*WHAT THIS TASK INVOLVES*. Go through the lines below. Copy those with "принимает".

Extracted records:
========================================

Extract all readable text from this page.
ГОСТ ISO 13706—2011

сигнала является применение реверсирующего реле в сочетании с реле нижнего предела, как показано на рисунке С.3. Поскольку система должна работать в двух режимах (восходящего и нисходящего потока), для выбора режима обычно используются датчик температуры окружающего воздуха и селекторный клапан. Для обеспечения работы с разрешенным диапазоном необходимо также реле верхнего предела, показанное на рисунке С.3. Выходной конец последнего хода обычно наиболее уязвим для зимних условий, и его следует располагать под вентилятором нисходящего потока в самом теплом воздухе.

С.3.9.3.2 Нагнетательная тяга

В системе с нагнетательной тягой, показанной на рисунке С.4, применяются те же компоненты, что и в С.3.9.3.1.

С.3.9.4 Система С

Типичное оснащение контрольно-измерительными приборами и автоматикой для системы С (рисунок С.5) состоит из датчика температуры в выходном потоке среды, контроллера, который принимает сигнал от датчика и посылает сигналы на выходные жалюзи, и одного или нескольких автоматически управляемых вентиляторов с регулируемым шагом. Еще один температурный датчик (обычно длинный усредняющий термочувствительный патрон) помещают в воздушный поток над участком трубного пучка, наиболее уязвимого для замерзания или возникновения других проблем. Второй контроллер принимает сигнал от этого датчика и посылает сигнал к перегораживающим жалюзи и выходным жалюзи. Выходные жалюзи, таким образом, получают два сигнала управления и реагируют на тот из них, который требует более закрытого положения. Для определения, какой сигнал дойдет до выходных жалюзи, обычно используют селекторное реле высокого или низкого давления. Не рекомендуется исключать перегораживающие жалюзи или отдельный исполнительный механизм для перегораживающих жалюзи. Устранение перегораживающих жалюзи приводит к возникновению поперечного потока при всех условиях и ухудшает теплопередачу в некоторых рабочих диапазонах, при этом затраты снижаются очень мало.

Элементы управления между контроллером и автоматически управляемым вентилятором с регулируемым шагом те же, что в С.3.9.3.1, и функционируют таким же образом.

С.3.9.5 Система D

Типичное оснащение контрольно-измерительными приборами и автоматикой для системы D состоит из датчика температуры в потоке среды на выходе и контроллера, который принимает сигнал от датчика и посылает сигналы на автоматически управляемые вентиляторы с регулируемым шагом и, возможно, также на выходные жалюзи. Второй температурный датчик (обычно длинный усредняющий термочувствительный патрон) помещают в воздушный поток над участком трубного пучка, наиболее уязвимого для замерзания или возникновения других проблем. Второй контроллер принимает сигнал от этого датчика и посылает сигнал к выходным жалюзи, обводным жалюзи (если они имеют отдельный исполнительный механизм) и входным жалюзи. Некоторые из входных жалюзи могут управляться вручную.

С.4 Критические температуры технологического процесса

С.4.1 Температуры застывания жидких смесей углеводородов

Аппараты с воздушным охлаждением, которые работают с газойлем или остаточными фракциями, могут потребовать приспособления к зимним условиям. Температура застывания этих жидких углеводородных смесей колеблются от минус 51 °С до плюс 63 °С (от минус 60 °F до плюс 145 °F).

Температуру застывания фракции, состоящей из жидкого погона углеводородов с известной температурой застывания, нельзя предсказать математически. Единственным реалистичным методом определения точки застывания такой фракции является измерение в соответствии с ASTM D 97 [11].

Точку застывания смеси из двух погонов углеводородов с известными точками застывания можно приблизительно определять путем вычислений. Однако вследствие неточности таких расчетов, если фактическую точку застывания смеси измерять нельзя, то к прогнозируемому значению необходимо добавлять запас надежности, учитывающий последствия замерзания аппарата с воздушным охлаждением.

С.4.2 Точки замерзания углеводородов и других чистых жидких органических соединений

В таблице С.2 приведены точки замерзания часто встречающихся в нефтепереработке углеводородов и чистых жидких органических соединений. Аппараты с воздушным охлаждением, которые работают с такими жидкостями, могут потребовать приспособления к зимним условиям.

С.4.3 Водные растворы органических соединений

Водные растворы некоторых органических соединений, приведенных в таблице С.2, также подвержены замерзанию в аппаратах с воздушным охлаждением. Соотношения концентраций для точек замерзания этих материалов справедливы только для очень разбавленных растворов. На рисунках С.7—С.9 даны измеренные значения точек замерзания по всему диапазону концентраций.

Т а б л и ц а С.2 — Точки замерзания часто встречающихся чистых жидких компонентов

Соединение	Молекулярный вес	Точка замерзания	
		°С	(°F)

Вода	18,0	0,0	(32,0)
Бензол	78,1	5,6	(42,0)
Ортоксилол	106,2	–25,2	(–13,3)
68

========================================

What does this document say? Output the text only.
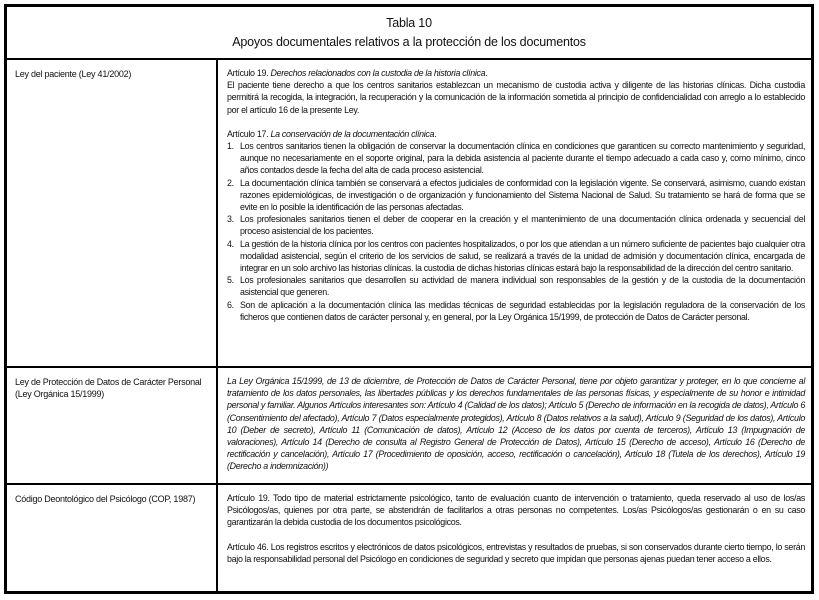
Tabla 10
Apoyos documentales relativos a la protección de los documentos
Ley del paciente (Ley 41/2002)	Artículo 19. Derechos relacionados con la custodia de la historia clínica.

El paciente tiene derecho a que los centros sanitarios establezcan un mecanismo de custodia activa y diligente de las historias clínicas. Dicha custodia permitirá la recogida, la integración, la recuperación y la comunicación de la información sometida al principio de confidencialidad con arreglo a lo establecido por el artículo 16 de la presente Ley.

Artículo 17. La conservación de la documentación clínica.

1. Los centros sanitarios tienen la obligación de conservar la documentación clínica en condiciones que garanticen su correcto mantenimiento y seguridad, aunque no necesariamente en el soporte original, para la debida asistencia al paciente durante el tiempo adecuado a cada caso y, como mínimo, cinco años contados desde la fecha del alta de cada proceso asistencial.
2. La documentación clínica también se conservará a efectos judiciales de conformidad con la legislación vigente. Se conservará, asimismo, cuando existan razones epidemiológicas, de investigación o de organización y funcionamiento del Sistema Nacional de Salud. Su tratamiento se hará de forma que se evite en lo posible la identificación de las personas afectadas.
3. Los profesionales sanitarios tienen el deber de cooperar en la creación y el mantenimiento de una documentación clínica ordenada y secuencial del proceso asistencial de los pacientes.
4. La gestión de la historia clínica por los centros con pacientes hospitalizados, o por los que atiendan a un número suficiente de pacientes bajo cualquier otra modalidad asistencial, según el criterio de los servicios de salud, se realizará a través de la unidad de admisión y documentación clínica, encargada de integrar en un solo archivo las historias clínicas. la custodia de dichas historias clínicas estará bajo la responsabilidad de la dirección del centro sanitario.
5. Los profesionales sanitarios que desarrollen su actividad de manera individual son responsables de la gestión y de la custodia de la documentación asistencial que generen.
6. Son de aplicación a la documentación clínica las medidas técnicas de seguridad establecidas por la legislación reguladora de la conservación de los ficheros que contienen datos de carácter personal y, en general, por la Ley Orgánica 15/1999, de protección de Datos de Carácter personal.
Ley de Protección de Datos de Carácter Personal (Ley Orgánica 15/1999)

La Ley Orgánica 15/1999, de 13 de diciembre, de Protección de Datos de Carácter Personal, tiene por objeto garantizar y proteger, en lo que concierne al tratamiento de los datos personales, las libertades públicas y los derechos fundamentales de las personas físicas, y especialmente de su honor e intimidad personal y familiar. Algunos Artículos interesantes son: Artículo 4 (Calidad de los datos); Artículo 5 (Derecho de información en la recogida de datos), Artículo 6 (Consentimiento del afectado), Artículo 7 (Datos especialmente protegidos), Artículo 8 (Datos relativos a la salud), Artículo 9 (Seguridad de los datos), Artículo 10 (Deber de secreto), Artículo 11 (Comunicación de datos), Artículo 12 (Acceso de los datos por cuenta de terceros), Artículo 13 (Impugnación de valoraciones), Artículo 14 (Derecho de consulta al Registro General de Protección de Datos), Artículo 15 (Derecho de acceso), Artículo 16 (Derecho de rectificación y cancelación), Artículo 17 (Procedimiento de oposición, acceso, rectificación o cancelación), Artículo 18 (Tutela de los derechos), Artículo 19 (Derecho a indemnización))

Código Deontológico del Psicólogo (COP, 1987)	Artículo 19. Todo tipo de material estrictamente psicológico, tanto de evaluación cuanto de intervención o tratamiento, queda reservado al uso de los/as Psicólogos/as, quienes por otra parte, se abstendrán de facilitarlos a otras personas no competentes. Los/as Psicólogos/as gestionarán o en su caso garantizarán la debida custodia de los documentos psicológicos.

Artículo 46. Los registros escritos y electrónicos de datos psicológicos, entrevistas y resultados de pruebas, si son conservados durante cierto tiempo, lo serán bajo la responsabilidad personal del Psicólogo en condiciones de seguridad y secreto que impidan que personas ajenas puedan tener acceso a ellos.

========================================

*PROBLEM SOLUTION*.
Типичное оснащение контрольно-измерительными приборами и автоматикой для системы С (рисунок С.5) состоит из датчика температуры в выходном потоке среды, контроллера, который принимает сигнал от датчика и посылает сигналы на выходные жалюзи, и одного или нескольких автоматически управляемых вентиляторов с регулируемым шагом. Еще один температурный датчик (обычно длинный усредняющий термочувствительный патрон) помещают в воздушный поток над участком трубного пучка, наиболее уязвимого для замерзания или возникновения других проблем. Второй контроллер принимает сигнал от этого датчика и посылает сигнал к перегораживающим жалюзи и выходным жалюзи. Выходные жалюзи, таким образом, получают два сигнала управления и реагируют на тот из них, который требует более закрытого положения. Для определения, какой сигнал дойдет до выходных жалюзи, обычно используют селекторное реле высокого или низкого давления. Не рекомендуется исключать перегораживающие жалюзи или отдельный исполнительный механизм для перегораживающих жалюзи. Устранение перегораживающих жалюзи приводит к возникновению поперечного потока при всех условиях и ухудшает теплопередачу в некоторых рабочих диапазонах, при этом затраты снижаются очень мало.
Типичное оснащение контрольно-измерительными приборами и автоматикой для системы D состоит из датчика температуры в потоке среды на выходе и контроллера, который принимает сигнал от датчика и посылает сигналы на автоматически управляемые вентиляторы с регулируемым шагом и, возможно, также на выходные жалюзи. Второй температурный датчик (обычно длинный усредняющий термочувствительный патрон) помещают в воздушный поток над участком трубного пучка, наиболее уязвимого для замерзания или возникновения других проблем. Второй контроллер принимает сигнал от этого датчика и посылает сигнал к выходным жалюзи, обводным жалюзи (если они имеют отдельный исполнительный механизм) и входным жалюзи. Некоторые из входных жалюзи могут управляться вручную.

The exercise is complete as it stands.